Stated exercise:
Lines containing the word "usage" should be extracted in full.

Dataset content:
################

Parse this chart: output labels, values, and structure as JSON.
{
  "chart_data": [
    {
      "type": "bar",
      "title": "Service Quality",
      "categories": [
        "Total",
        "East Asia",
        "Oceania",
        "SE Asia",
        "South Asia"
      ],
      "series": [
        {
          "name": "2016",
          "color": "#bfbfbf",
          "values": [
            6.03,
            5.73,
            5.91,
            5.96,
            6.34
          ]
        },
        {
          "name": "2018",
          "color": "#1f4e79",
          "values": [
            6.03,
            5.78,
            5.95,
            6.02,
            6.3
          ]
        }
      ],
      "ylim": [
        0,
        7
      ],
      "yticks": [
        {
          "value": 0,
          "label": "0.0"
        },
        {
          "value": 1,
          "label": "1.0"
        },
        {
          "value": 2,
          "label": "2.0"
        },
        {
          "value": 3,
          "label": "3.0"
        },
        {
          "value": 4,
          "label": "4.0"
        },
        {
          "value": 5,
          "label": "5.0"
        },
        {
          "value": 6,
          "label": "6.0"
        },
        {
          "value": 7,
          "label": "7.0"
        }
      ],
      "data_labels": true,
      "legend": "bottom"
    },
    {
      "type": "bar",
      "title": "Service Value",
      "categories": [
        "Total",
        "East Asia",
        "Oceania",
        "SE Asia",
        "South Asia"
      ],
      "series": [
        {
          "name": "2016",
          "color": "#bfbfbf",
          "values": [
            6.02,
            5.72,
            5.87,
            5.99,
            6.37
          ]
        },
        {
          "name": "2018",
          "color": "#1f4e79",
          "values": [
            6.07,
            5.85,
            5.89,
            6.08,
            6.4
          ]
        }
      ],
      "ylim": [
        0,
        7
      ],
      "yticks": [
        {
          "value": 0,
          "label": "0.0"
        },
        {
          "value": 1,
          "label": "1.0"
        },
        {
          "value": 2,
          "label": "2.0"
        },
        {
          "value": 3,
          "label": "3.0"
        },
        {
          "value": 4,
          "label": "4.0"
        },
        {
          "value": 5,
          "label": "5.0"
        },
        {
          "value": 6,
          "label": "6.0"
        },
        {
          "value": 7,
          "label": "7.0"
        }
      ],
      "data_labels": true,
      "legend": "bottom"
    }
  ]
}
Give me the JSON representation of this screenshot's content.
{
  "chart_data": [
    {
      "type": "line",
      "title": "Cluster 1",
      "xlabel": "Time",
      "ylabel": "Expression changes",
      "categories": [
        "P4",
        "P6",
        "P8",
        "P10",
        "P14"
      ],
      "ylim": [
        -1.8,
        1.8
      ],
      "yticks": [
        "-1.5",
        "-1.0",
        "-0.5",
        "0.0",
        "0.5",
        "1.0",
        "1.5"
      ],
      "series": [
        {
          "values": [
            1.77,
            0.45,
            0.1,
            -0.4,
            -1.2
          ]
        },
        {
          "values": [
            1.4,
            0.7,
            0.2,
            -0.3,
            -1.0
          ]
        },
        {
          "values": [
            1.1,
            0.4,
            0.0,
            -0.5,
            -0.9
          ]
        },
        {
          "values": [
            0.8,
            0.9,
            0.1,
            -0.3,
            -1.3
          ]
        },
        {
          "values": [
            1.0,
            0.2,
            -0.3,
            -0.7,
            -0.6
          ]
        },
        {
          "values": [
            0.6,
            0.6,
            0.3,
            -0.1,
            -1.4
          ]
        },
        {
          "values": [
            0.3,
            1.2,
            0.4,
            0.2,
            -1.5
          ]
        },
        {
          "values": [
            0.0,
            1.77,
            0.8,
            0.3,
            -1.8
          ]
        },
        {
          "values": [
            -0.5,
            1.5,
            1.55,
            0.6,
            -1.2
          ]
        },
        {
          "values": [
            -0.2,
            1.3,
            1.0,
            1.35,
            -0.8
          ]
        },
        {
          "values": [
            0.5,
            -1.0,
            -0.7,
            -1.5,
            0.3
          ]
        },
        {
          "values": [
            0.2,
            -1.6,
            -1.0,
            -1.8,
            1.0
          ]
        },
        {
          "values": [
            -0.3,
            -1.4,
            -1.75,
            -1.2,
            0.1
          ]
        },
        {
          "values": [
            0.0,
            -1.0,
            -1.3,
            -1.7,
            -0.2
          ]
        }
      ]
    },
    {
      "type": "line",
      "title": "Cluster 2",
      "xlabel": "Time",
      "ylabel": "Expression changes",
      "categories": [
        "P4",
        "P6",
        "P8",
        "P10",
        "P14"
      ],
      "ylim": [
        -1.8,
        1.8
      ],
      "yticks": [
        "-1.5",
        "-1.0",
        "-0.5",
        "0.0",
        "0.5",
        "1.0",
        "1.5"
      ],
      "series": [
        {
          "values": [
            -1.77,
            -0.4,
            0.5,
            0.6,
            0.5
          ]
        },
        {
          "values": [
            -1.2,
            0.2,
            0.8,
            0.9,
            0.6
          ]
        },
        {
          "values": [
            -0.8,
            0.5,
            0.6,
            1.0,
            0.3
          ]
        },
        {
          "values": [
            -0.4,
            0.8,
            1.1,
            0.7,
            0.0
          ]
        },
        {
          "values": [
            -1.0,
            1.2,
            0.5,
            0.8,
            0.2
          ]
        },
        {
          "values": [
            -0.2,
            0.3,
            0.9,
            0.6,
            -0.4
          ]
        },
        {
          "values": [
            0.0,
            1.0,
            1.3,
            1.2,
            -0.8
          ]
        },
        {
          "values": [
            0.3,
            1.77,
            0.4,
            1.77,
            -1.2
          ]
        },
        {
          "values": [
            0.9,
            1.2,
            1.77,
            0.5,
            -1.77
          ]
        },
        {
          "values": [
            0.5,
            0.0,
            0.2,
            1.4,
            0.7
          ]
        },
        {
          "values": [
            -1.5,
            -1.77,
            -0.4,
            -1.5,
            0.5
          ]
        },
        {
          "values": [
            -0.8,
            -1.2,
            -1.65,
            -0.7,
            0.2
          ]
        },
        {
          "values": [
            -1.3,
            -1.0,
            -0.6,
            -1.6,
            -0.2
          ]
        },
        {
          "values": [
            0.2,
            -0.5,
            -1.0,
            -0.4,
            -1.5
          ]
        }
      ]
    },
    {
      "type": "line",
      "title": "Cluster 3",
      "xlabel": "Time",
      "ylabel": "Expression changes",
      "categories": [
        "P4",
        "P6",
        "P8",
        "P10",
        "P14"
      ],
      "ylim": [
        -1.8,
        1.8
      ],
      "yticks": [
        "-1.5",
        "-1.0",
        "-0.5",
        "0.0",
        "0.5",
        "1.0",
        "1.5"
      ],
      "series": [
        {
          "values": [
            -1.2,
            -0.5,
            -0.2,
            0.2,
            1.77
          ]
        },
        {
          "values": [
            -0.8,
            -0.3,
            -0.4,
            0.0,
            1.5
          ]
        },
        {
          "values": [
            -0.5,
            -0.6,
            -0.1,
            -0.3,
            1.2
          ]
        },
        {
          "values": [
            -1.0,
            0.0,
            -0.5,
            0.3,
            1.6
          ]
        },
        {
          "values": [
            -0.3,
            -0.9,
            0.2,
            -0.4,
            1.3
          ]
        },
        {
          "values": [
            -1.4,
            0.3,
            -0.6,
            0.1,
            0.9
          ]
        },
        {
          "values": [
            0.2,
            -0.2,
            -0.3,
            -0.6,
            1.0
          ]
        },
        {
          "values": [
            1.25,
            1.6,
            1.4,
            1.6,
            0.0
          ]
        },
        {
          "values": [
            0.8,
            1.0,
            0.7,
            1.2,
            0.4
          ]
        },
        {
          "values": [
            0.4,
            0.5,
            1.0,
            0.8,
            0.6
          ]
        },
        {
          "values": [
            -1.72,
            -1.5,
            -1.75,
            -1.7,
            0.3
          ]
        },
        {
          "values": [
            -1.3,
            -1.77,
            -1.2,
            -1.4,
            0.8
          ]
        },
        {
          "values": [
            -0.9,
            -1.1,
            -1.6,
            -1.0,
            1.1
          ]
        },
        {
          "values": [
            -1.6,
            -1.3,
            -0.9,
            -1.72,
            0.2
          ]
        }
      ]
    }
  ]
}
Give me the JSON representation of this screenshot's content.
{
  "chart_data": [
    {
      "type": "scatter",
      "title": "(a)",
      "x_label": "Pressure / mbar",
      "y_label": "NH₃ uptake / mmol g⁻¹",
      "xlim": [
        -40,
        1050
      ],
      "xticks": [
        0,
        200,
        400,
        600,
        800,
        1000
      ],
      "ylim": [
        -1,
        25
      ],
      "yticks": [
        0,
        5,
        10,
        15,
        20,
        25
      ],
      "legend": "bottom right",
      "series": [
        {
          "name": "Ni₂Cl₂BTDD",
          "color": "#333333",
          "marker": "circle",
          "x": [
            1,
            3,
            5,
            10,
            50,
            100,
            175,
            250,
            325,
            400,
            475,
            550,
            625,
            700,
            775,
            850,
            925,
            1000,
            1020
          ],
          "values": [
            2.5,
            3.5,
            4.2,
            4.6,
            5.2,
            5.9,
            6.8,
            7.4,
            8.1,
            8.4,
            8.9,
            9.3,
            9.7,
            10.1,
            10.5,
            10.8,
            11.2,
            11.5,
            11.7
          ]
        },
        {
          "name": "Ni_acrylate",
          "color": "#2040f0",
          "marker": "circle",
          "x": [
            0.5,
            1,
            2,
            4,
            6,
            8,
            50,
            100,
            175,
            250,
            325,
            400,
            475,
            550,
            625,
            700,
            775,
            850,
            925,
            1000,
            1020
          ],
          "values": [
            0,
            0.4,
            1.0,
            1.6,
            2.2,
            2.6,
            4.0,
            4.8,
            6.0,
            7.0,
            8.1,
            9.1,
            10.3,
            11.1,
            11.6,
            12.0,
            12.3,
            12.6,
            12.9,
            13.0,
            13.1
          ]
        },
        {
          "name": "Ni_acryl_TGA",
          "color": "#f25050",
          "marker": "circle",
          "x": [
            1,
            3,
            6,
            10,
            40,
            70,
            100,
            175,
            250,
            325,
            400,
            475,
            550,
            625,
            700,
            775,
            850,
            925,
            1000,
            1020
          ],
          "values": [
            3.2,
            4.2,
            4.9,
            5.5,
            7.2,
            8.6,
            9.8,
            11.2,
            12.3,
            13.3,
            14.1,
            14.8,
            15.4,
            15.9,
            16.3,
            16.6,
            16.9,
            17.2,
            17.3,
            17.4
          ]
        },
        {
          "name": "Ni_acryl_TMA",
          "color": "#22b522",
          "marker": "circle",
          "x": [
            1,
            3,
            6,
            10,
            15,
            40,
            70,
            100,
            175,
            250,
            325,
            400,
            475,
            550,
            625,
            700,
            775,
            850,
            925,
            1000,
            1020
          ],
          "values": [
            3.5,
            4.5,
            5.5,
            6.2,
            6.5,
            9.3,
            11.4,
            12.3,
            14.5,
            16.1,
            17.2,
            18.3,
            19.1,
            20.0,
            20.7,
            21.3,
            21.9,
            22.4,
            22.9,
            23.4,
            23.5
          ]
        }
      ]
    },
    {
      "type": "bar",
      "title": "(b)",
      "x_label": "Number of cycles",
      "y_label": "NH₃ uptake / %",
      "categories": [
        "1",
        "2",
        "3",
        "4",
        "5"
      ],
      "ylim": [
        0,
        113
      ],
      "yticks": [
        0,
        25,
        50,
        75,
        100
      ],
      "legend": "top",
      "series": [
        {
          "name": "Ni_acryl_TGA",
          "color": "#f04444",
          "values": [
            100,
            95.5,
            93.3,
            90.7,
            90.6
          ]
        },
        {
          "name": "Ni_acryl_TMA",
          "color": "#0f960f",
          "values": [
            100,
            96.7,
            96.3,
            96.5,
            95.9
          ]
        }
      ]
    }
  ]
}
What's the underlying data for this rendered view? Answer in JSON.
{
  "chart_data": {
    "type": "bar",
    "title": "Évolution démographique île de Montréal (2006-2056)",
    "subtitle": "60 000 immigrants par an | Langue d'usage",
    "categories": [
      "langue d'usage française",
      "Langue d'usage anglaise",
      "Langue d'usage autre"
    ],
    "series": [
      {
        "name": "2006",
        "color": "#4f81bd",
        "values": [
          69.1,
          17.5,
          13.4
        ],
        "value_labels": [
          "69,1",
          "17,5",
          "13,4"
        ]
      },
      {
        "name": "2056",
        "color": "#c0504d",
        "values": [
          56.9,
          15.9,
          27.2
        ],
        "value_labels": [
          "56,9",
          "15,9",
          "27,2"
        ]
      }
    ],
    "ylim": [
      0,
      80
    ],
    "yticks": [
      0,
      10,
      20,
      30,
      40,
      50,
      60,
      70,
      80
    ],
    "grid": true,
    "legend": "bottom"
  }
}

################

Output of the task:
    "subtitle": "60 000 immigrants par an | Langue d'usage",
      "langue d'usage française",
      "Langue d'usage anglaise",
      "Langue d'usage autre"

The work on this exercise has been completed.